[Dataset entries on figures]
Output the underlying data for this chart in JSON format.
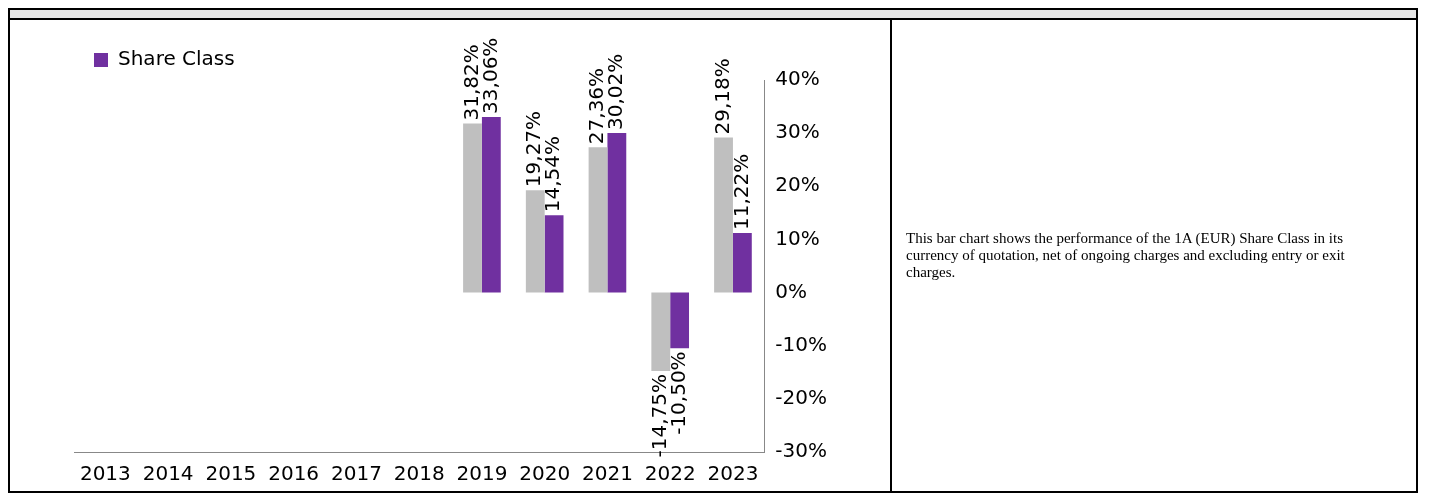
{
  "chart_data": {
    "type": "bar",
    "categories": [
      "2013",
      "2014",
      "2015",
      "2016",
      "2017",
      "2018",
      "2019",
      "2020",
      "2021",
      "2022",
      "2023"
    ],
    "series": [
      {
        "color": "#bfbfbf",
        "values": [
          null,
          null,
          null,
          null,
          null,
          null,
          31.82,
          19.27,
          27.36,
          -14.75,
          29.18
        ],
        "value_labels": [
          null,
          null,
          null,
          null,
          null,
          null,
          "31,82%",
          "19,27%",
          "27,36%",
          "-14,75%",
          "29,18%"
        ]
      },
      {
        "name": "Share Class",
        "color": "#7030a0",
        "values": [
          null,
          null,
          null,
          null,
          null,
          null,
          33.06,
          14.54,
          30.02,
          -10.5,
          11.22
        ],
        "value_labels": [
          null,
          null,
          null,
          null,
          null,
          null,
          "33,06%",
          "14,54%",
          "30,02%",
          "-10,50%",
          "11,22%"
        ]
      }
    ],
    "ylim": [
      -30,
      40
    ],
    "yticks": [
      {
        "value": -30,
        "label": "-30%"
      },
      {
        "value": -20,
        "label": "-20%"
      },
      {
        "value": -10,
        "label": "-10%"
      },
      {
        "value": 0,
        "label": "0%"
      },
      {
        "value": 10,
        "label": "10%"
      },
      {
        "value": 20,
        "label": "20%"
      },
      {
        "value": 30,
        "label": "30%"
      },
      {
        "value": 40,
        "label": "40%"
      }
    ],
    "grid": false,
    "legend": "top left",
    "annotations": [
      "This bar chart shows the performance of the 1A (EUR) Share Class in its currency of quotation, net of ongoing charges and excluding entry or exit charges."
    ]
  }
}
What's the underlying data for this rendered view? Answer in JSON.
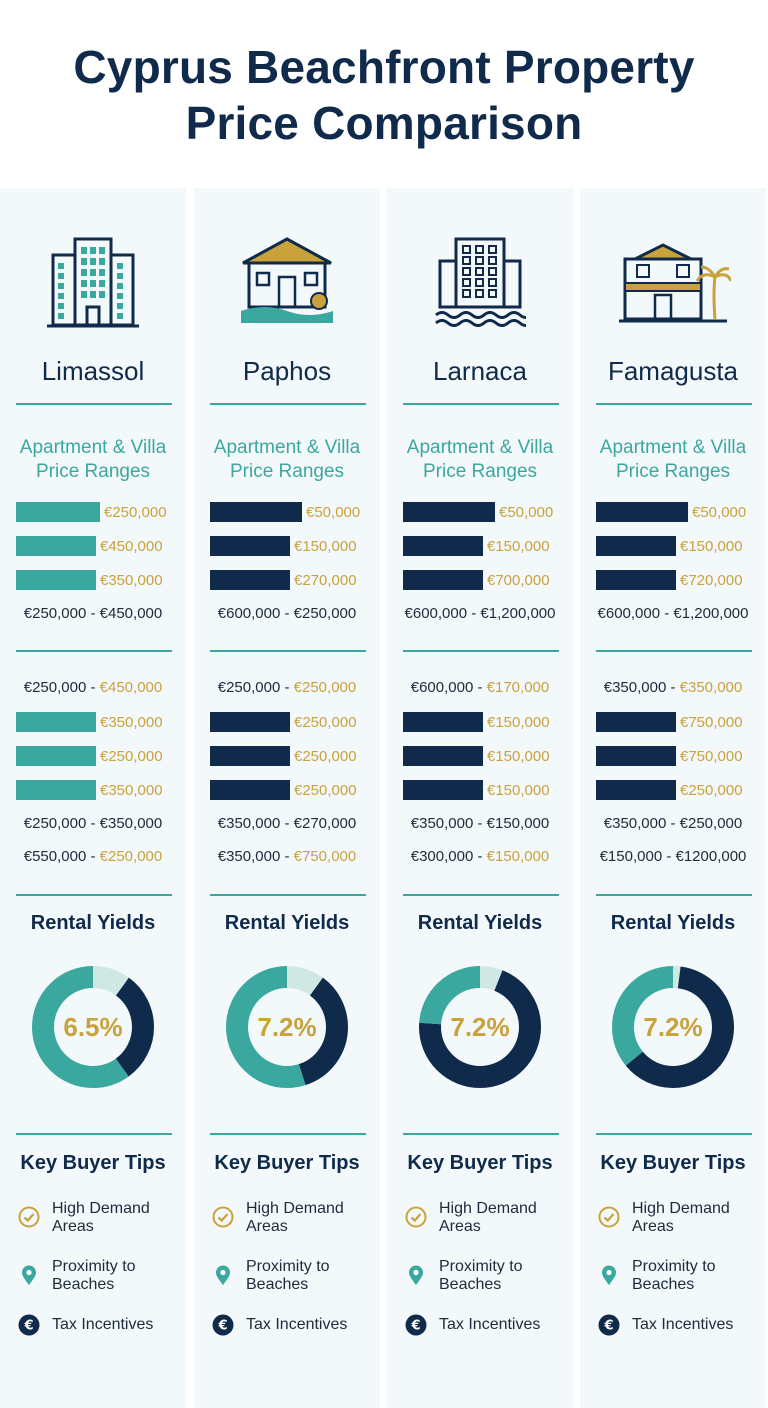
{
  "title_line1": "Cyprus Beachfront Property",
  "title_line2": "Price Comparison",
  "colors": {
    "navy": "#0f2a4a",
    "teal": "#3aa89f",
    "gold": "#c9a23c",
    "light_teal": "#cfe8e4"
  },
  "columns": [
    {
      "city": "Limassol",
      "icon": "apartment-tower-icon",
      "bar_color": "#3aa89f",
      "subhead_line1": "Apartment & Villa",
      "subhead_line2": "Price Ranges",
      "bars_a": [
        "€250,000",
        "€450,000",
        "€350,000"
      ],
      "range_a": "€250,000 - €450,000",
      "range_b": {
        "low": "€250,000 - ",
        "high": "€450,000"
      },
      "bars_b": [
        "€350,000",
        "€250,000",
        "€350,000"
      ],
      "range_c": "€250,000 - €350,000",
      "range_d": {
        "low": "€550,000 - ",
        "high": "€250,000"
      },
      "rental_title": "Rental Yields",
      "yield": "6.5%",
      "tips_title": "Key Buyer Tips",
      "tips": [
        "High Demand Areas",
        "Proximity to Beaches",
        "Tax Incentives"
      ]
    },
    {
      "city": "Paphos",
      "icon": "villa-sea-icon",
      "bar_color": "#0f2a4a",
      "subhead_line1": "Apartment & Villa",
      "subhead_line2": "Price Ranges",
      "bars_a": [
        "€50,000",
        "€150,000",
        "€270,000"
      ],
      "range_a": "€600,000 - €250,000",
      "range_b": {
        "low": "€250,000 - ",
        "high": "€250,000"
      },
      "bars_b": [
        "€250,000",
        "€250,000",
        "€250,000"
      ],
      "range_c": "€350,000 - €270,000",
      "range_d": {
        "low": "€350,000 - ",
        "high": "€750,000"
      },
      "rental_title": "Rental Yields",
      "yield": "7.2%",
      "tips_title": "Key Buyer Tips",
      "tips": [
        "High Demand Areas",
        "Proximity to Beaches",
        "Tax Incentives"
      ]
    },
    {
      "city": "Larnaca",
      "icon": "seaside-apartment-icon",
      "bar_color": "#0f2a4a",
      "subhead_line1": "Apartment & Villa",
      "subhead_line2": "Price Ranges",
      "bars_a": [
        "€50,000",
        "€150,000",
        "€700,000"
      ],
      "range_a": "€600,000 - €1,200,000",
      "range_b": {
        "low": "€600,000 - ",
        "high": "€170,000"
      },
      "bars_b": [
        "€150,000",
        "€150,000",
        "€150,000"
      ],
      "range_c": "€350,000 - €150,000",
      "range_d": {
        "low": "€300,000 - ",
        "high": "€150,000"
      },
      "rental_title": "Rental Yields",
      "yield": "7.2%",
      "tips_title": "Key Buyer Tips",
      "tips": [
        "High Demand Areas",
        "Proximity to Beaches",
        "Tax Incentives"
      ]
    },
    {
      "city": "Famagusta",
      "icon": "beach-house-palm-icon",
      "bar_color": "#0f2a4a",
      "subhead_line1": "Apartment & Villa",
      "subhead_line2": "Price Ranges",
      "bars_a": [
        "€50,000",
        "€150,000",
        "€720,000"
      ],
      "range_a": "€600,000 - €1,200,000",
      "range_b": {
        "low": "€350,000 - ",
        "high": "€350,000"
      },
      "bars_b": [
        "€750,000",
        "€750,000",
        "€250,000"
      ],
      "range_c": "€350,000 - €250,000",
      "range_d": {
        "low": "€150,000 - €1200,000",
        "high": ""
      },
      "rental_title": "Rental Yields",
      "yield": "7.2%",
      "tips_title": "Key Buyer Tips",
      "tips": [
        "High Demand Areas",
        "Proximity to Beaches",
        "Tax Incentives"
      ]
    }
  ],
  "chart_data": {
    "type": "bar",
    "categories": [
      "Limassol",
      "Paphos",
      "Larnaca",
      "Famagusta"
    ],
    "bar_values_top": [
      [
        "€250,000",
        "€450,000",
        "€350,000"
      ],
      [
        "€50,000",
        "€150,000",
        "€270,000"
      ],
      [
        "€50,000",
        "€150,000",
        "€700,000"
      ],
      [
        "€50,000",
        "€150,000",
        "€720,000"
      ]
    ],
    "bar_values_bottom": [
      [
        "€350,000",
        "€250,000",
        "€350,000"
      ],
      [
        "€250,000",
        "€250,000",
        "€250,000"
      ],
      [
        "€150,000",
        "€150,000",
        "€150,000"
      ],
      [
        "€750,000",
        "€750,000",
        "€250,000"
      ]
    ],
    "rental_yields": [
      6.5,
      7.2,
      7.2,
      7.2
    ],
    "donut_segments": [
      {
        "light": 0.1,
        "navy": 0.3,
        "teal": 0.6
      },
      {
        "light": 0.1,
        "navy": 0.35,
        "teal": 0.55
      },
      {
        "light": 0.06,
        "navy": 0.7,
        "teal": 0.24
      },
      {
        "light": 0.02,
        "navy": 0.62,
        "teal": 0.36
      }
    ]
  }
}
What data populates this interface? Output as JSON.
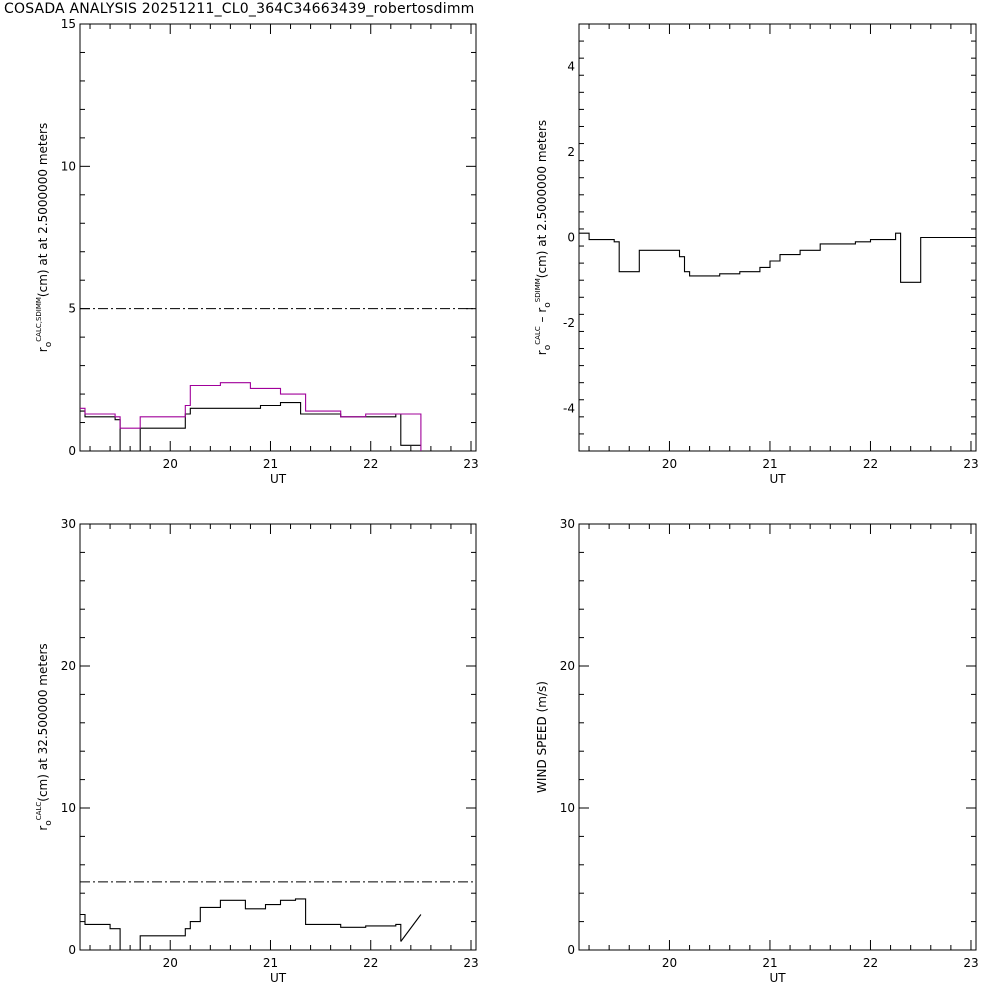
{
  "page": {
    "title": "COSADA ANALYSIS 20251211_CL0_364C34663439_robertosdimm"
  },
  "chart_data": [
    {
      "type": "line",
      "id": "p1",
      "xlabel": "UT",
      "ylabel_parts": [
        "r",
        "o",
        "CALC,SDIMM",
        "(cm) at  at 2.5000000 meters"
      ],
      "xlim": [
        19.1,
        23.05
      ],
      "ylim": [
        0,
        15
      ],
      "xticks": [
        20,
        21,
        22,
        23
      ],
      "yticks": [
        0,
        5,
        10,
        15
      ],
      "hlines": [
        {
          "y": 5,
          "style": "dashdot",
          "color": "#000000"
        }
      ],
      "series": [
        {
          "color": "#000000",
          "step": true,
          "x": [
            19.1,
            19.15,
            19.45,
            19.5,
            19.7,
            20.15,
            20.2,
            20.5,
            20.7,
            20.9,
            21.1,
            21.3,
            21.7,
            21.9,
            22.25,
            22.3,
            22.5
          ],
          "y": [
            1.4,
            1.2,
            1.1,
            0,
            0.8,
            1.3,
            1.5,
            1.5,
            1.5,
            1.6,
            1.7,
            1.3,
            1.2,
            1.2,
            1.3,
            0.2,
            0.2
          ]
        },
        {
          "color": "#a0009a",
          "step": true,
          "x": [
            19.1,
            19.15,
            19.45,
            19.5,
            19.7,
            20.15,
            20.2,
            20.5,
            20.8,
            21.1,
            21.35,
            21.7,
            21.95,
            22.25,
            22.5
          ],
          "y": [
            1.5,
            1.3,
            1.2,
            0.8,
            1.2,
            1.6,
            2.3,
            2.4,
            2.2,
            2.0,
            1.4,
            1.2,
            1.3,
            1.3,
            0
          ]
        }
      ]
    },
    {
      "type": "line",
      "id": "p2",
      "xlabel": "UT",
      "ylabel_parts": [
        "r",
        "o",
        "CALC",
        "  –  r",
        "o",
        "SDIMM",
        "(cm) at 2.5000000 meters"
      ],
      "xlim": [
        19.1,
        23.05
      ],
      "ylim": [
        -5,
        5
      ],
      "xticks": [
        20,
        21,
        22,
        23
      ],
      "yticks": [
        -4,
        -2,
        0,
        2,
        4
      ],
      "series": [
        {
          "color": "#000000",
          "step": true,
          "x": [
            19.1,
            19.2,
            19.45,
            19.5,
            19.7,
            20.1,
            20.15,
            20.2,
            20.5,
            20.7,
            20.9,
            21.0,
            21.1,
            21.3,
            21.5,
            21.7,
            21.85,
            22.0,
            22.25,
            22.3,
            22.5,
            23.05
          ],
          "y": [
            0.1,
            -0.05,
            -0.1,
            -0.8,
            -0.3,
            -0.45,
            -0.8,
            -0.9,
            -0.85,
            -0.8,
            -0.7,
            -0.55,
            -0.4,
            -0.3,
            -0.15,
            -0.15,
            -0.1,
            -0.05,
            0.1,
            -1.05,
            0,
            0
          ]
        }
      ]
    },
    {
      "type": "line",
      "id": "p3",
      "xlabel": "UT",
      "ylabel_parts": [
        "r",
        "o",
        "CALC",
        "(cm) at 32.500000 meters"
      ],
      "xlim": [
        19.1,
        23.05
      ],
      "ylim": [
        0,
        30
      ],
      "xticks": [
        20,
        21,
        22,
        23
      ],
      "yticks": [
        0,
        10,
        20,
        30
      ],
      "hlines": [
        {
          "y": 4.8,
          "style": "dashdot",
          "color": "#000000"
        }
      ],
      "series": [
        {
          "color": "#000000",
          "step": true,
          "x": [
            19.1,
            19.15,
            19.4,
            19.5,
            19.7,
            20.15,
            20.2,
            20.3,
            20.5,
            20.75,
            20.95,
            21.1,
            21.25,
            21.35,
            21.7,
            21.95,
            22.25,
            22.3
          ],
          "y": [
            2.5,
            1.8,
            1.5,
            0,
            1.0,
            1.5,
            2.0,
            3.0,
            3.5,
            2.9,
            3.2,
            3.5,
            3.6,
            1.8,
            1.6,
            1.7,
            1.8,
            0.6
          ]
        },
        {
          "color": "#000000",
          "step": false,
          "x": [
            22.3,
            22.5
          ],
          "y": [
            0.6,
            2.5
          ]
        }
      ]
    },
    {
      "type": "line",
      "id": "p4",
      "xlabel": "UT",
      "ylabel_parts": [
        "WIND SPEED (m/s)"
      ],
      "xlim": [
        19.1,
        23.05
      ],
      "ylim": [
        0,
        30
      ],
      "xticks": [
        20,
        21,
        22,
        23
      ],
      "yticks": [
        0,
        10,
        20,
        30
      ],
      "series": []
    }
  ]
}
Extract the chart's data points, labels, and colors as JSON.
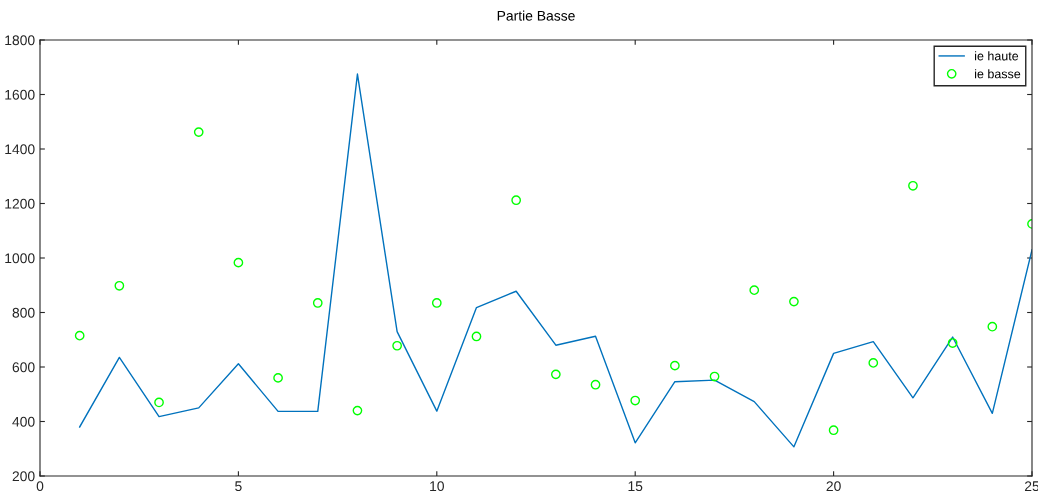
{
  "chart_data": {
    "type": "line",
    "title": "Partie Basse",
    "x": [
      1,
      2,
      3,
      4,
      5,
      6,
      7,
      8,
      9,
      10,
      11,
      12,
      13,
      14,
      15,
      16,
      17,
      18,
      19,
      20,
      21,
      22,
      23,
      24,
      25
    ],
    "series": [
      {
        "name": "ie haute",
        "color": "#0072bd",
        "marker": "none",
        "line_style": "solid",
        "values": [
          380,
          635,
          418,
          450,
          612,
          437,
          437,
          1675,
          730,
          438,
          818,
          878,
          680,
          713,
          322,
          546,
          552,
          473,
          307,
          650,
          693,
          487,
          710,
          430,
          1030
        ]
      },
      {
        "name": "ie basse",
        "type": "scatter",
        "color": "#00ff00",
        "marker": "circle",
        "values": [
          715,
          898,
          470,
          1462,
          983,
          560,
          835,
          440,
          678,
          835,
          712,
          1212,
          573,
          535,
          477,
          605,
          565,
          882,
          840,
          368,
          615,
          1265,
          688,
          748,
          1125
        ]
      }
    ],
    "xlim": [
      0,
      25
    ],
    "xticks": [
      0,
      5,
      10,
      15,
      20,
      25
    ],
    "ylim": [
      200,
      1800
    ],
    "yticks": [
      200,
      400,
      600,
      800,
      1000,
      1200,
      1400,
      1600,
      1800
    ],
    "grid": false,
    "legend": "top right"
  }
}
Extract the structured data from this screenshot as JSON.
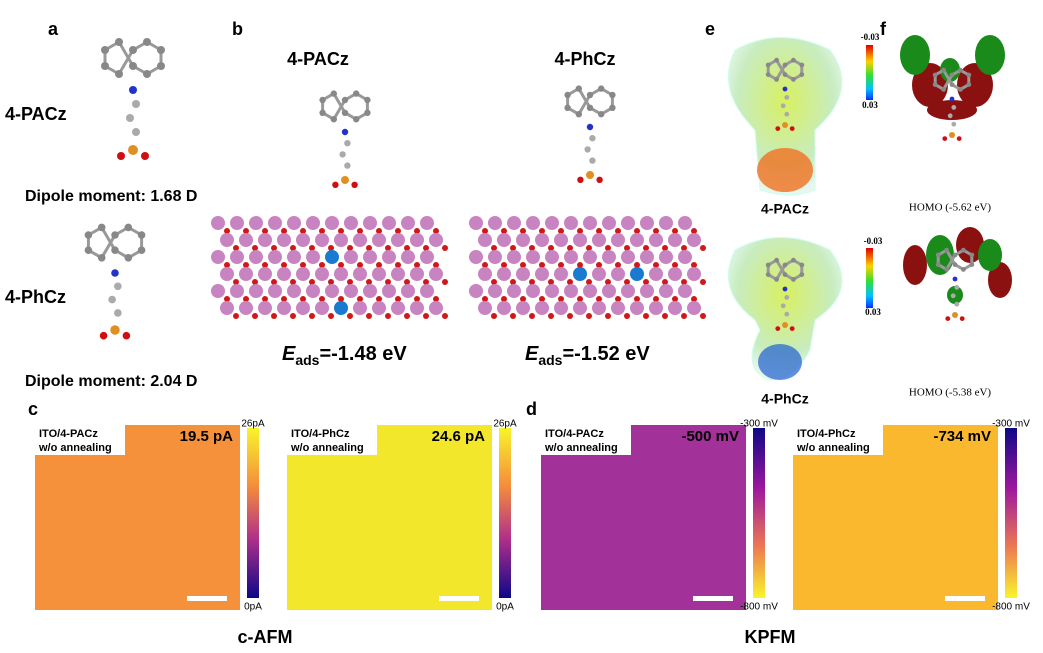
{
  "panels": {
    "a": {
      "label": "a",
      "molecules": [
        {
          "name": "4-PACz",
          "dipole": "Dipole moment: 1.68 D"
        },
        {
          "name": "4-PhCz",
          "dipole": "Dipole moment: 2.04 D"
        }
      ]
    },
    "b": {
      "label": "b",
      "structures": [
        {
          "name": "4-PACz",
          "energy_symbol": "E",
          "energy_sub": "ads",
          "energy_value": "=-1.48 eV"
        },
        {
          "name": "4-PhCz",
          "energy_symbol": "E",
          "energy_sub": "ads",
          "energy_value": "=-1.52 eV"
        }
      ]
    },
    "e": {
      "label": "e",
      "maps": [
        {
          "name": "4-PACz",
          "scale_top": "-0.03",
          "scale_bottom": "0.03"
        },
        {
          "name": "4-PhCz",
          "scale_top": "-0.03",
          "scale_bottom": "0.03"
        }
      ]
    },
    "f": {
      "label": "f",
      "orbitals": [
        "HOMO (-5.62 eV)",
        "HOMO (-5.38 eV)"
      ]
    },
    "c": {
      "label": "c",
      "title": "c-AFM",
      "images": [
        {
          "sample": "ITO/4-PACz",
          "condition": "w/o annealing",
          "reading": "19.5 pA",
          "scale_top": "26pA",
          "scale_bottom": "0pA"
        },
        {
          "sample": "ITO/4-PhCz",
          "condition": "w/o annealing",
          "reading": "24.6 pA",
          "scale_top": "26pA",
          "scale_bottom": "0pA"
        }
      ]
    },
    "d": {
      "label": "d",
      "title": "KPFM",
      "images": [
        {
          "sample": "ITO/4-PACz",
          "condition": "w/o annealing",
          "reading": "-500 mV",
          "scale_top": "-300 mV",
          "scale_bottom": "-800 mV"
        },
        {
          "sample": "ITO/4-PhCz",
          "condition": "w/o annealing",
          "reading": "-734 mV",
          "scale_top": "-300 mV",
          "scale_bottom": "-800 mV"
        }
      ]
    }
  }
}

**Exercise details:** Extract every line above that contains the word "reading".

**Written reply:**
          "reading": "19.5 pA",
          "reading": "24.6 pA",
          "reading": "-500 mV",
          "reading": "-734 mV",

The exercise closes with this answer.